-- START --

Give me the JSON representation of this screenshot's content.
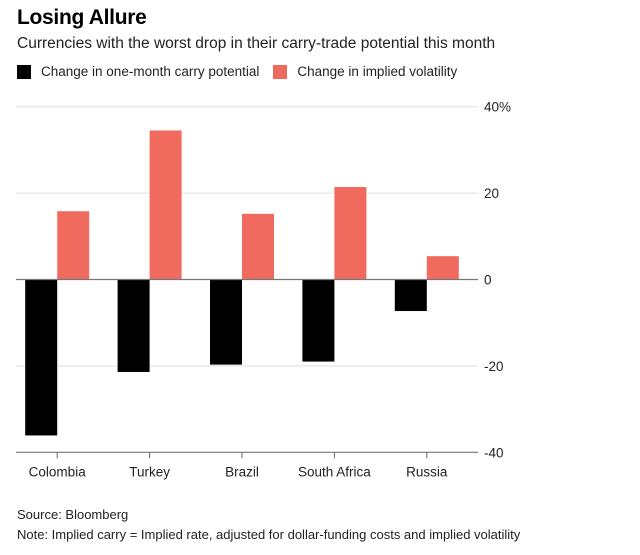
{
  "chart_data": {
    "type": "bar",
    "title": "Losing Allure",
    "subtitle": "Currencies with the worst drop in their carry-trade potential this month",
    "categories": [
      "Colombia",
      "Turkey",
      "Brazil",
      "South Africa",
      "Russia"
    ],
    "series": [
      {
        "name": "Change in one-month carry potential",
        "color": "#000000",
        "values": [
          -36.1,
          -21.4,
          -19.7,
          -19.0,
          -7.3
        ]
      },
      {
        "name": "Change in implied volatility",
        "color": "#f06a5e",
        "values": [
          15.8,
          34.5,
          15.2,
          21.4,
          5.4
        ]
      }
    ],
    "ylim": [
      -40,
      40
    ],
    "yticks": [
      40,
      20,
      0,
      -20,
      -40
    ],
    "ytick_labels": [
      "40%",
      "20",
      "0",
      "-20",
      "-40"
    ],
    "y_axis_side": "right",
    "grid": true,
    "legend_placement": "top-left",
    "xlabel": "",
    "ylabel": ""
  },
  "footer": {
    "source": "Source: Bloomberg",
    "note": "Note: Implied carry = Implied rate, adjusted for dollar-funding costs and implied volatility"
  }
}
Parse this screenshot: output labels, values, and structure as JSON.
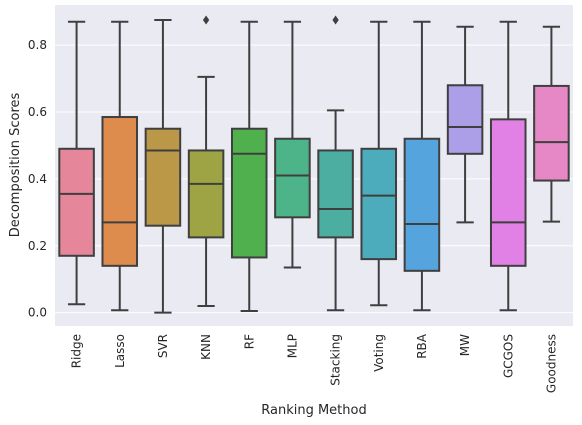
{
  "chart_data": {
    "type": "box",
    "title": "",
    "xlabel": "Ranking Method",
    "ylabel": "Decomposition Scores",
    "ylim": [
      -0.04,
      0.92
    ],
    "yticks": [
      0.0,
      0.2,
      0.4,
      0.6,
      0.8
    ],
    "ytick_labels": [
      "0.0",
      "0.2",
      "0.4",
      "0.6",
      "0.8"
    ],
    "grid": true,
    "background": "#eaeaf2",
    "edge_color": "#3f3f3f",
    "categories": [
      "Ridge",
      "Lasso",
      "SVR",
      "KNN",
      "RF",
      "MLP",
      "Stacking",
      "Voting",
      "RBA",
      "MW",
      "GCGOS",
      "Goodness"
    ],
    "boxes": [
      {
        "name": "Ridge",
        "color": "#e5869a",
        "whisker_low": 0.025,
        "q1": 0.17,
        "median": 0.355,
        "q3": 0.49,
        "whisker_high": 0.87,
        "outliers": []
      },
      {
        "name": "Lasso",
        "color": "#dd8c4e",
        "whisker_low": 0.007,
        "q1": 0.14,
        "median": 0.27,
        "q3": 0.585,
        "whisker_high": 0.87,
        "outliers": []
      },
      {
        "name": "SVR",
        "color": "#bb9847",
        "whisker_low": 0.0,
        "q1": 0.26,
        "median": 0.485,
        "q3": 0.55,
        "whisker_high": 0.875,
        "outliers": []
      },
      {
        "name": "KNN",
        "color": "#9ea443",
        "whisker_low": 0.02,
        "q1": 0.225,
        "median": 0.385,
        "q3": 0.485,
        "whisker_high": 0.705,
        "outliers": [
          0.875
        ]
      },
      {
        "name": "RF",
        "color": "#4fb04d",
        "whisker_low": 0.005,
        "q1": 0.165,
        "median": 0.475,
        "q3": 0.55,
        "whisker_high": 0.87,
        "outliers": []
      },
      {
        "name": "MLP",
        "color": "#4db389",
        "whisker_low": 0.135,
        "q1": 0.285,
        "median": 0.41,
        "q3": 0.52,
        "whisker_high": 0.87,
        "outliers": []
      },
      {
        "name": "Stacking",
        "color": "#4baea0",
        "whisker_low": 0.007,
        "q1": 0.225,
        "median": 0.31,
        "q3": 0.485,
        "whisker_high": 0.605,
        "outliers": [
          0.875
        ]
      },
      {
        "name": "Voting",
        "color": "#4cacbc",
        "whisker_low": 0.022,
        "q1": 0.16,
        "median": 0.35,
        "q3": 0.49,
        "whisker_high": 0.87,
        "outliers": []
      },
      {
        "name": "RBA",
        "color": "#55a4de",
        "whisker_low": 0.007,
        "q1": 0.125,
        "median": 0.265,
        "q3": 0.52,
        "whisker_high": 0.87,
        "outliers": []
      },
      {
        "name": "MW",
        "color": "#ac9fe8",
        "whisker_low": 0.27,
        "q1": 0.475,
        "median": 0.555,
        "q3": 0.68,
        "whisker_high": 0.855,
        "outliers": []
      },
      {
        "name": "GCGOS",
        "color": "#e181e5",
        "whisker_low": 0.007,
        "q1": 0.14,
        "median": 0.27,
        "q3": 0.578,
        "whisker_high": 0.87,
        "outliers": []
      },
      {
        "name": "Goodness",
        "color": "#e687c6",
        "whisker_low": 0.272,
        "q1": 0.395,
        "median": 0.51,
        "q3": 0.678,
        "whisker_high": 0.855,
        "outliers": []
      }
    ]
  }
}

-- END --

What the exercise asks: Give every record back exactly as it reads, with no images.

In response:
Give me the JSON representation of this screenshot's content.
{
  "chart_data": {
    "type": "bar",
    "title": "Losing Allure",
    "subtitle": "Currencies with the worst drop in their carry-trade potential this month",
    "categories": [
      "Colombia",
      "Turkey",
      "Brazil",
      "South Africa",
      "Russia"
    ],
    "series": [
      {
        "name": "Change in one-month carry potential",
        "color": "#000000",
        "values": [
          -36.1,
          -21.4,
          -19.7,
          -19.0,
          -7.3
        ]
      },
      {
        "name": "Change in implied volatility",
        "color": "#f06a5e",
        "values": [
          15.8,
          34.5,
          15.2,
          21.4,
          5.4
        ]
      }
    ],
    "ylim": [
      -40,
      40
    ],
    "yticks": [
      40,
      20,
      0,
      -20,
      -40
    ],
    "ytick_labels": [
      "40%",
      "20",
      "0",
      "-20",
      "-40"
    ],
    "y_axis_side": "right",
    "grid": true,
    "legend_placement": "top-left",
    "xlabel": "",
    "ylabel": ""
  },
  "footer": {
    "source": "Source: Bloomberg",
    "note": "Note: Implied carry = Implied rate, adjusted for dollar-funding costs and implied volatility"
  }
}
Parse this screenshot: output labels, values, and structure as JSON.
{
  "chart_data": {
    "type": "box",
    "title": "",
    "xlabel": "Ranking Method",
    "ylabel": "Decomposition Scores",
    "ylim": [
      -0.04,
      0.92
    ],
    "yticks": [
      0.0,
      0.2,
      0.4,
      0.6,
      0.8
    ],
    "ytick_labels": [
      "0.0",
      "0.2",
      "0.4",
      "0.6",
      "0.8"
    ],
    "grid": true,
    "background": "#eaeaf2",
    "edge_color": "#3f3f3f",
    "categories": [
      "Ridge",
      "Lasso",
      "SVR",
      "KNN",
      "RF",
      "MLP",
      "Stacking",
      "Voting",
      "RBA",
      "MW",
      "GCGOS",
      "Goodness"
    ],
    "boxes": [
      {
        "name": "Ridge",
        "color": "#e5869a",
        "whisker_low": 0.025,
        "q1": 0.17,
        "median": 0.355,
        "q3": 0.49,
        "whisker_high": 0.87,
        "outliers": []
      },
      {
        "name": "Lasso",
        "color": "#dd8c4e",
        "whisker_low": 0.007,
        "q1": 0.14,
        "median": 0.27,
        "q3": 0.585,
        "whisker_high": 0.87,
        "outliers": []
      },
      {
        "name": "SVR",
        "color": "#bb9847",
        "whisker_low": 0.0,
        "q1": 0.26,
        "median": 0.485,
        "q3": 0.55,
        "whisker_high": 0.875,
        "outliers": []
      },
      {
        "name": "KNN",
        "color": "#9ea443",
        "whisker_low": 0.02,
        "q1": 0.225,
        "median": 0.385,
        "q3": 0.485,
        "whisker_high": 0.705,
        "outliers": [
          0.875
        ]
      },
      {
        "name": "RF",
        "color": "#4fb04d",
        "whisker_low": 0.005,
        "q1": 0.165,
        "median": 0.475,
        "q3": 0.55,
        "whisker_high": 0.87,
        "outliers": []
      },
      {
        "name": "MLP",
        "color": "#4db389",
        "whisker_low": 0.135,
        "q1": 0.285,
        "median": 0.41,
        "q3": 0.52,
        "whisker_high": 0.87,
        "outliers": []
      },
      {
        "name": "Stacking",
        "color": "#4baea0",
        "whisker_low": 0.007,
        "q1": 0.225,
        "median": 0.31,
        "q3": 0.485,
        "whisker_high": 0.605,
        "outliers": [
          0.875
        ]
      },
      {
        "name": "Voting",
        "color": "#4cacbc",
        "whisker_low": 0.022,
        "q1": 0.16,
        "median": 0.35,
        "q3": 0.49,
        "whisker_high": 0.87,
        "outliers": []
      },
      {
        "name": "RBA",
        "color": "#55a4de",
        "whisker_low": 0.007,
        "q1": 0.125,
        "median": 0.265,
        "q3": 0.52,
        "whisker_high": 0.87,
        "outliers": []
      },
      {
        "name": "MW",
        "color": "#ac9fe8",
        "whisker_low": 0.27,
        "q1": 0.475,
        "median": 0.555,
        "q3": 0.68,
        "whisker_high": 0.855,
        "outliers": []
      },
      {
        "name": "GCGOS",
        "color": "#e181e5",
        "whisker_low": 0.007,
        "q1": 0.14,
        "median": 0.27,
        "q3": 0.578,
        "whisker_high": 0.87,
        "outliers": []
      },
      {
        "name": "Goodness",
        "color": "#e687c6",
        "whisker_low": 0.272,
        "q1": 0.395,
        "median": 0.51,
        "q3": 0.678,
        "whisker_high": 0.855,
        "outliers": []
      }
    ]
  }
}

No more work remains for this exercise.